(Description of the task) Go through the listing and return every line with "title" in it.

(Part of a data file)
################
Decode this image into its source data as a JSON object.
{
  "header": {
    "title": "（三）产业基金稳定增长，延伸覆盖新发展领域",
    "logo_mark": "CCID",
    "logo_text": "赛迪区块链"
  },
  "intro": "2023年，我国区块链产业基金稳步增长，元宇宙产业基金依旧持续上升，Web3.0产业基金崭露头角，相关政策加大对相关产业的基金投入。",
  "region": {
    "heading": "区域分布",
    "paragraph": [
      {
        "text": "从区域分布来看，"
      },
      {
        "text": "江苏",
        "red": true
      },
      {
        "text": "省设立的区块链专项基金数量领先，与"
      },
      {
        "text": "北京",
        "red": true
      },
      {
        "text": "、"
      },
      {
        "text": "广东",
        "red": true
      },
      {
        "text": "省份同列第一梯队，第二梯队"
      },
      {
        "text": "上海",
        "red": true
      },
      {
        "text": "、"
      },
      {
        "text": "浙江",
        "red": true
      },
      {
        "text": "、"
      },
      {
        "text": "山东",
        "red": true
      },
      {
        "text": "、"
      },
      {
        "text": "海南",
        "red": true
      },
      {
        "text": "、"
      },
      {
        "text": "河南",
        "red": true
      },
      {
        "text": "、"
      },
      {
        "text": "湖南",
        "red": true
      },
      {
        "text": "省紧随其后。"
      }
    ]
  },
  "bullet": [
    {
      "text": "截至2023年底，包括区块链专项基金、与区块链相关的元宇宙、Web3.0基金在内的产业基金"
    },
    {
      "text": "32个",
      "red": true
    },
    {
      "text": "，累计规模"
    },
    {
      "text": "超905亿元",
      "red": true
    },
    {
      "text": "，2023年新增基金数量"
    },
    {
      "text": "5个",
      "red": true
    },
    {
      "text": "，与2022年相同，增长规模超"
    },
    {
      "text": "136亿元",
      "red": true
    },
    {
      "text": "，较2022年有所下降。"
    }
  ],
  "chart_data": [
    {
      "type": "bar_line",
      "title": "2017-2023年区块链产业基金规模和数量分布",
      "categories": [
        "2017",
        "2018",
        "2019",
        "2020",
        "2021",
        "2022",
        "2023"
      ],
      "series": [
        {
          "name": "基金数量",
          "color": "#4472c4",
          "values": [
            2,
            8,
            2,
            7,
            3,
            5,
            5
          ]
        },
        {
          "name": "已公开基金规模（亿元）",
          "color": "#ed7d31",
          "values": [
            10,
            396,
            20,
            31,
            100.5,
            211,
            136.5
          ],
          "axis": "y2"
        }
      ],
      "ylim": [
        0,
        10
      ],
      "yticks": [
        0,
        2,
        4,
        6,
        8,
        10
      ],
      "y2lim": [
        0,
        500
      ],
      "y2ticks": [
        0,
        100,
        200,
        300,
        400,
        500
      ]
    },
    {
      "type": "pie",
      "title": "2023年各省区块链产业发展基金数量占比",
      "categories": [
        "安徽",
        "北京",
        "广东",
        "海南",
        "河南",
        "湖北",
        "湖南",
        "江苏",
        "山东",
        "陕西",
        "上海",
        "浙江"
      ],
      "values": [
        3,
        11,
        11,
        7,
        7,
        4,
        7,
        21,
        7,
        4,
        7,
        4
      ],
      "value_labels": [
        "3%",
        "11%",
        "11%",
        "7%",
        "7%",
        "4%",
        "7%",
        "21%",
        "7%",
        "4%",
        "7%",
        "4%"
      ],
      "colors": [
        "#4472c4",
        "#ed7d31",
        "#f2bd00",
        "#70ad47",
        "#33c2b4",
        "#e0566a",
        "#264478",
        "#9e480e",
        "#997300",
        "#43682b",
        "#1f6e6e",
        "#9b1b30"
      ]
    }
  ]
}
################
(Result for this exercise)
    "title": "（三）产业基金稳定增长，延伸覆盖新发展领域",
      "title": "2017-2023年区块链产业基金规模和数量分布",
      "title": "2023年各省区块链产业发展基金数量占比",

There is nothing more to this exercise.